══ TASK DATA ══

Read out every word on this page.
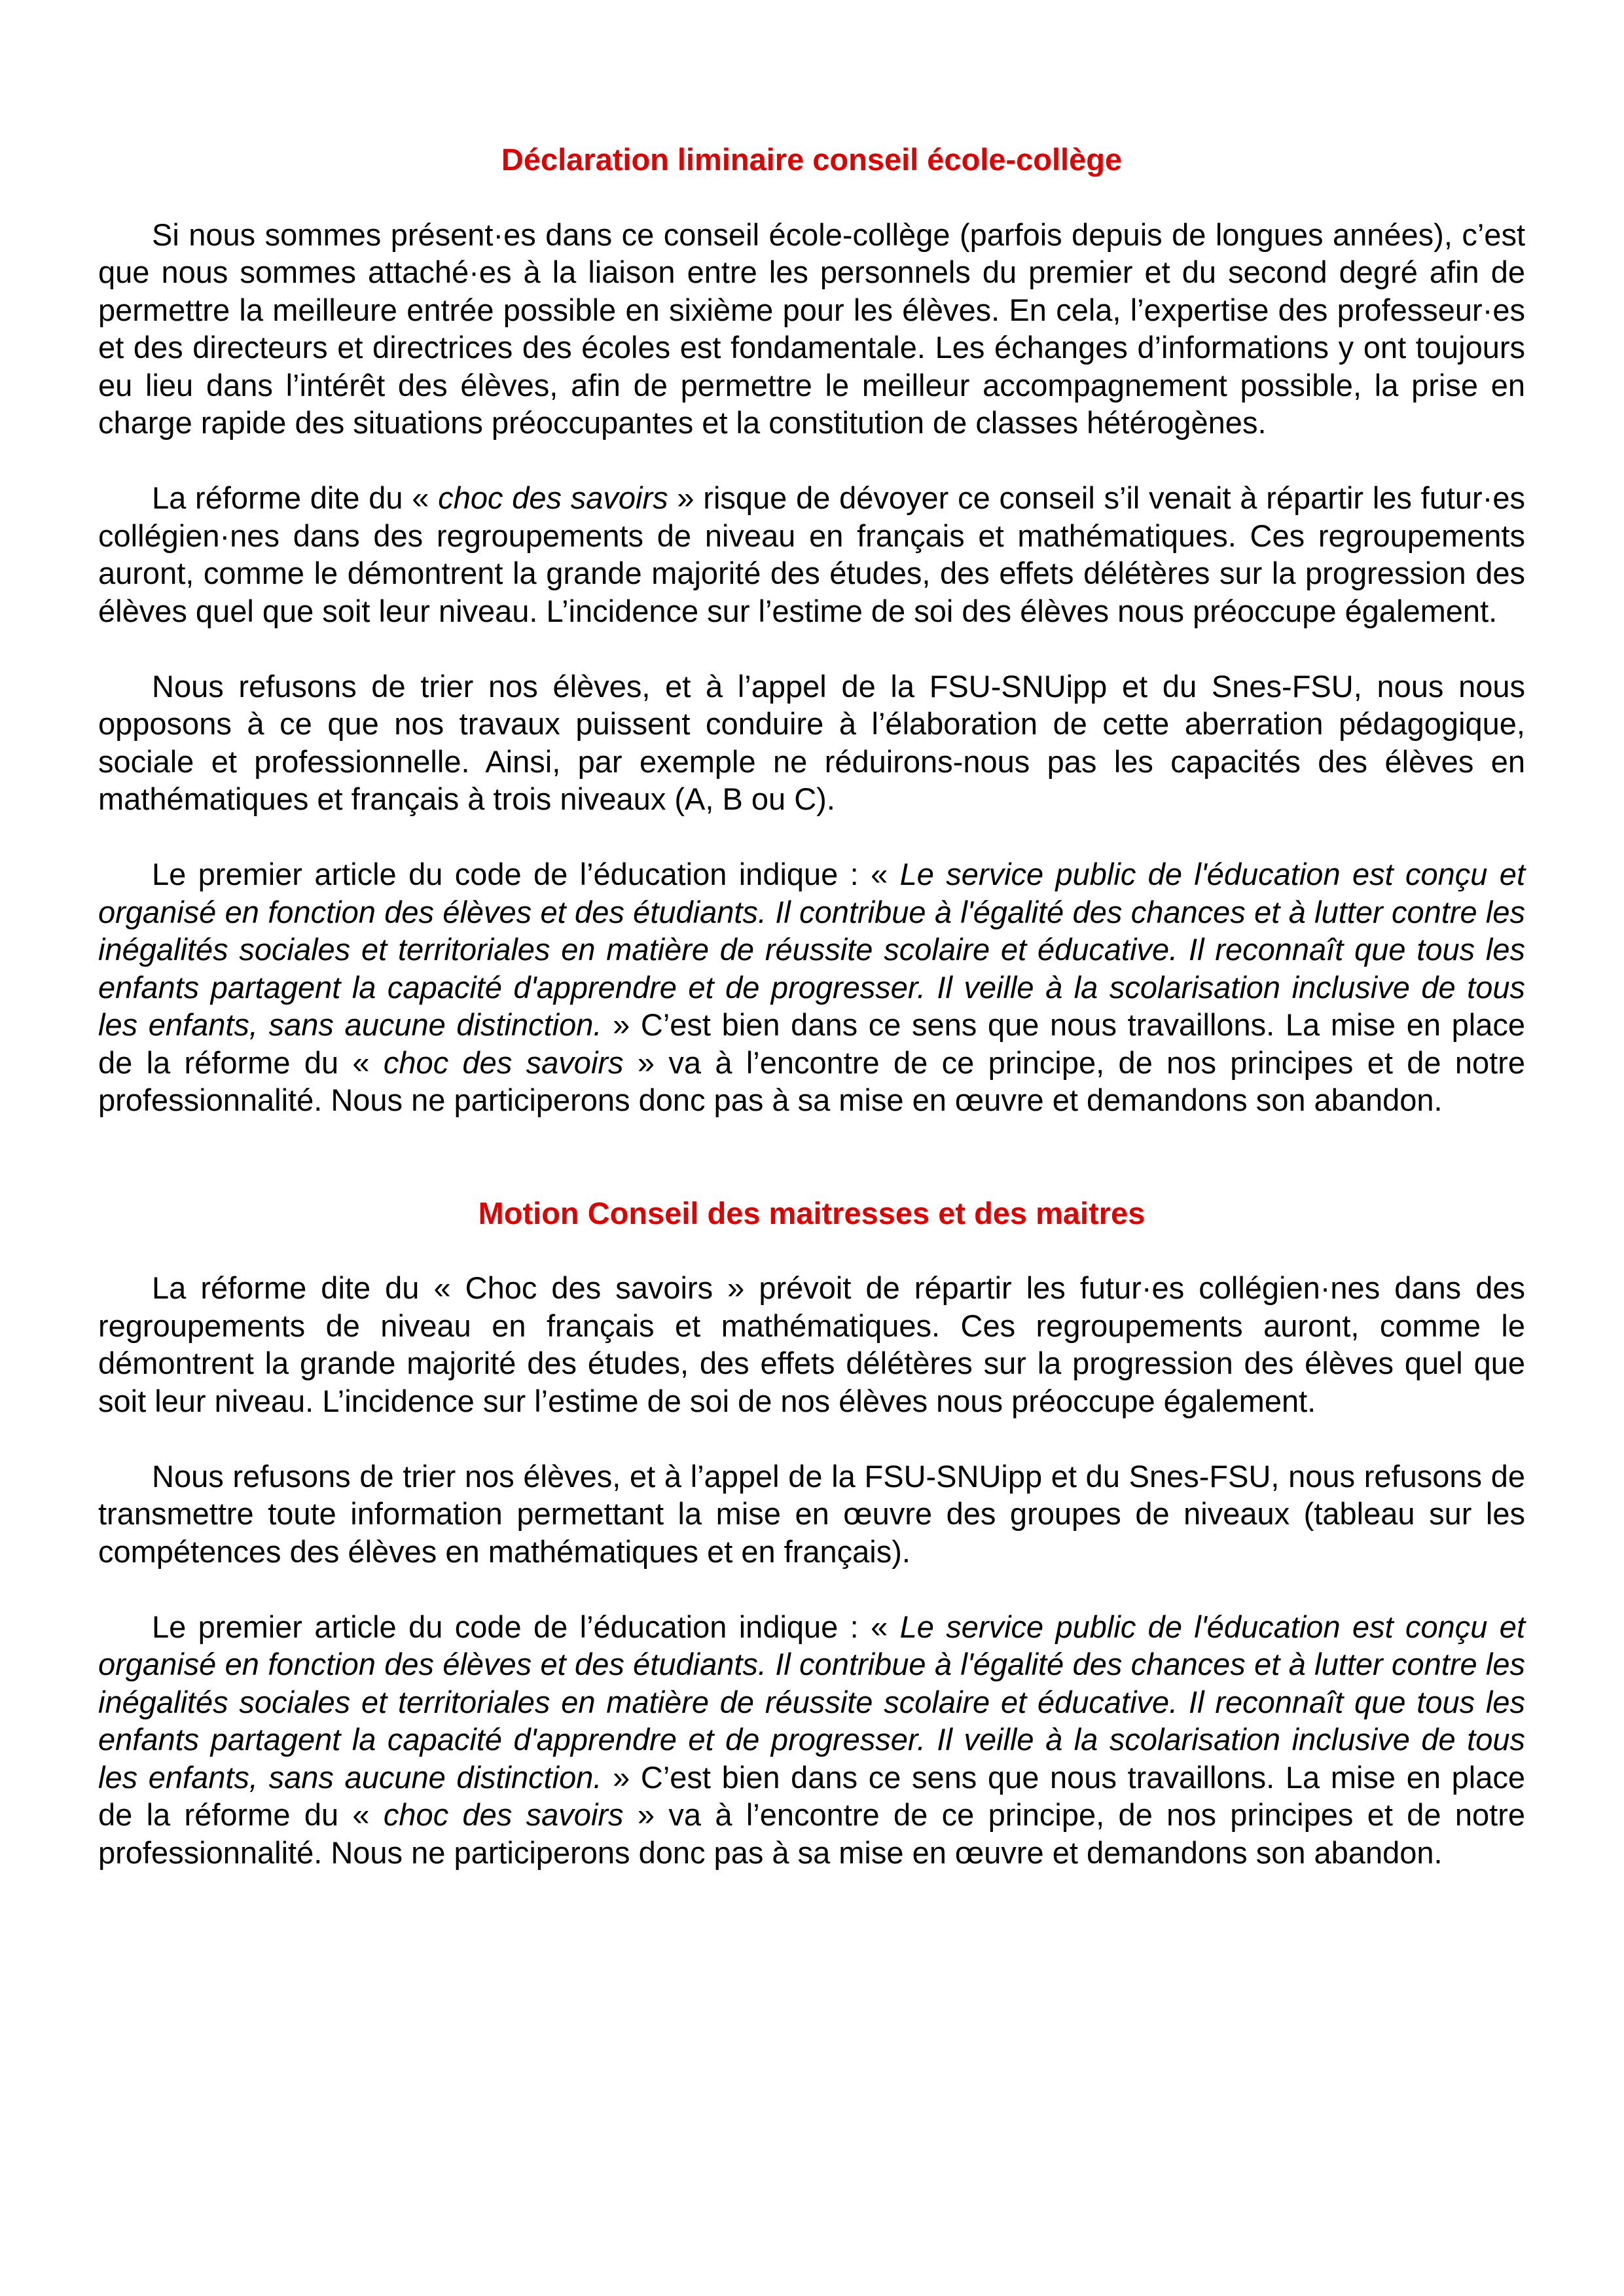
Déclaration liminaire conseil école-collège

Si nous sommes présent·es dans ce conseil école-collège (parfois depuis de longues années), c’est que nous sommes attaché·es à la liaison entre les personnels du premier et du second degré afin de permettre la meilleure entrée possible en sixième pour les élèves. En cela, l’expertise des professeur·es et des directeurs et directrices des écoles est fondamentale. Les échanges d’informations y ont toujours eu lieu dans l’intérêt des élèves, afin de permettre le meilleur accompagnement possible, la prise en charge rapide des situations préoccupantes et la constitution de classes hétérogènes.

La réforme dite du « choc des savoirs » risque de dévoyer ce conseil s’il venait à répartir les futur·es collégien·nes dans des regroupements de niveau en français et mathématiques. Ces regroupements auront, comme le démontrent la grande majorité des études, des effets délétères sur la progression des élèves quel que soit leur niveau. L’incidence sur l’estime de soi des élèves nous préoccupe également.

Nous refusons de trier nos élèves, et à l’appel de la FSU-SNUipp et du Snes-FSU, nous nous opposons à ce que nos travaux puissent conduire à l’élaboration de cette aberration pédagogique, sociale et professionnelle. Ainsi, par exemple ne réduirons-nous pas les capacités des élèves en mathématiques et français à trois niveaux (A, B ou C).

Le premier article du code de l’éducation indique : « Le service public de l'éducation est conçu et organisé en fonction des élèves et des étudiants. Il contribue à l'égalité des chances et à lutter contre les inégalités sociales et territoriales en matière de réussite scolaire et éducative. Il reconnaît que tous les enfants partagent la capacité d'apprendre et de progresser. Il veille à la scolarisation inclusive de tous les enfants, sans aucune distinction. » C’est bien dans ce sens que nous travaillons. La mise en place de la réforme du « choc des savoirs » va à l’encontre de ce principe, de nos principes et de notre professionnalité. Nous ne participerons donc pas à sa mise en œuvre et demandons son abandon.

Motion Conseil des maitresses et des maitres

La réforme dite du « Choc des savoirs » prévoit de répartir les futur·es collégien·nes dans des regroupements de niveau en français et mathématiques. Ces regroupements auront, comme le démontrent la grande majorité des études, des effets délétères sur la progression des élèves quel que soit leur niveau. L’incidence sur l’estime de soi de nos élèves nous préoccupe également.

Nous refusons de trier nos élèves, et à l’appel de la FSU-SNUipp et du Snes-FSU, nous refusons de transmettre toute information permettant la mise en œuvre des groupes de niveaux (tableau sur les compétences des élèves en mathématiques et en français).

Le premier article du code de l’éducation indique : « Le service public de l'éducation est conçu et organisé en fonction des élèves et des étudiants. Il contribue à l'égalité des chances et à lutter contre les inégalités sociales et territoriales en matière de réussite scolaire et éducative. Il reconnaît que tous les enfants partagent la capacité d'apprendre et de progresser. Il veille à la scolarisation inclusive de tous les enfants, sans aucune distinction. » C’est bien dans ce sens que nous travaillons. La mise en place de la réforme du « choc des savoirs » va à l’encontre de ce principe, de nos principes et de notre professionnalité. Nous ne participerons donc pas à sa mise en œuvre et demandons son abandon.
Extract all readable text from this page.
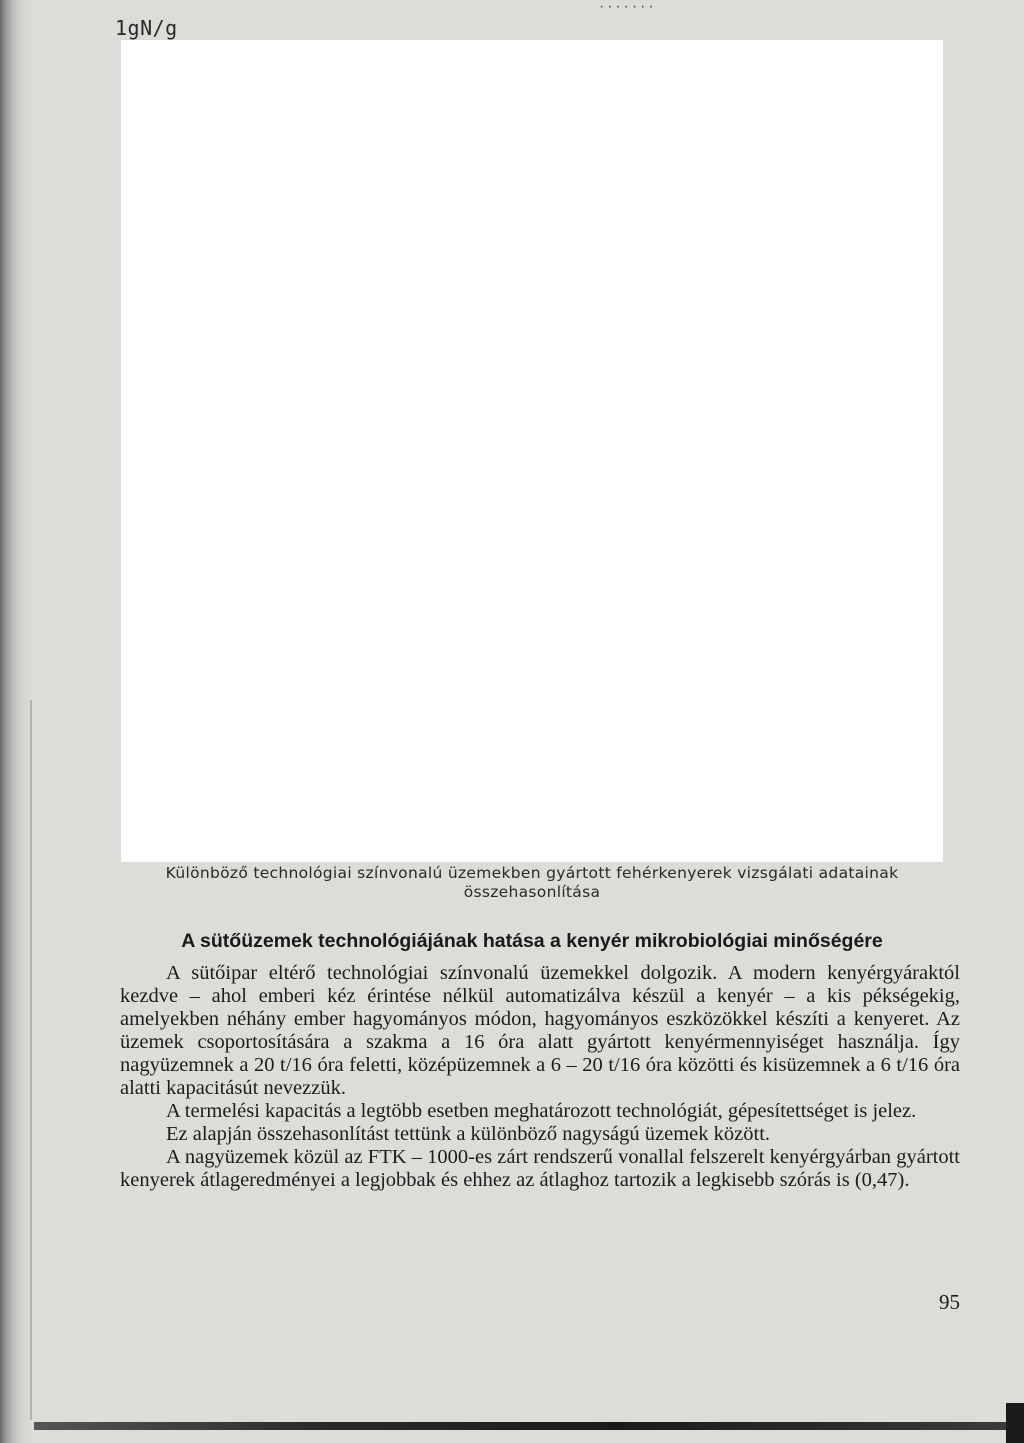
1gN/g
·······
Különböző technológiai színvonalú üzemekben gyártott fehérkenyerek vizsgálati adatainak
összehasonlítása
A sütőüzemek technológiájának hatása a kenyér mikrobiológiai minőségére

A sütőipar eltérő technológiai színvonalú üzemekkel dolgozik. A modern kenyérgyáraktól kezdve – ahol emberi kéz érintése nélkül automatizálva készül a kenyér – a kis pékségekig, amelyekben néhány ember hagyományos módon, hagyományos eszközökkel készíti a kenyeret. Az üzemek csoportosítására a szakma a 16 óra alatt gyártott kenyérmennyiséget használja. Így nagyüzemnek a 20 t/16 óra feletti, középüzemnek a 6 – 20 t/16 óra közötti és kisüzemnek a 6 t/16 óra alatti kapacitásút nevezzük.

A termelési kapacitás a legtöbb esetben meghatározott technológiát, gépesítettséget is jelez.

Ez alapján összehasonlítást tettünk a különböző nagyságú üzemek között.

A nagyüzemek közül az FTK – 1000-es zárt rendszerű vonallal felszerelt kenyérgyárban gyártott kenyerek átlageredményei a legjobbak és ehhez az átlaghoz tartozik a legkisebb szórás is (0,47).

95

═══

:: TASK BRIEF ::
Report all lines of the data that include the word "préoccupe".

:: REPLY ::
La réforme dite du « choc des savoirs » risque de dévoyer ce conseil s’il venait à répartir les futur·es collégien·nes dans des regroupements de niveau en français et mathématiques. Ces regroupements auront, comme le démontrent la grande majorité des études, des effets délétères sur la progression des élèves quel que soit leur niveau. L’incidence sur l’estime de soi des élèves nous préoccupe également.
La réforme dite du « Choc des savoirs » prévoit de répartir les futur·es collégien·nes dans des regroupements de niveau en français et mathématiques. Ces regroupements auront, comme le démontrent la grande majorité des études, des effets délétères sur la progression des élèves quel que soit leur niveau. L’incidence sur l’estime de soi de nos élèves nous préoccupe également.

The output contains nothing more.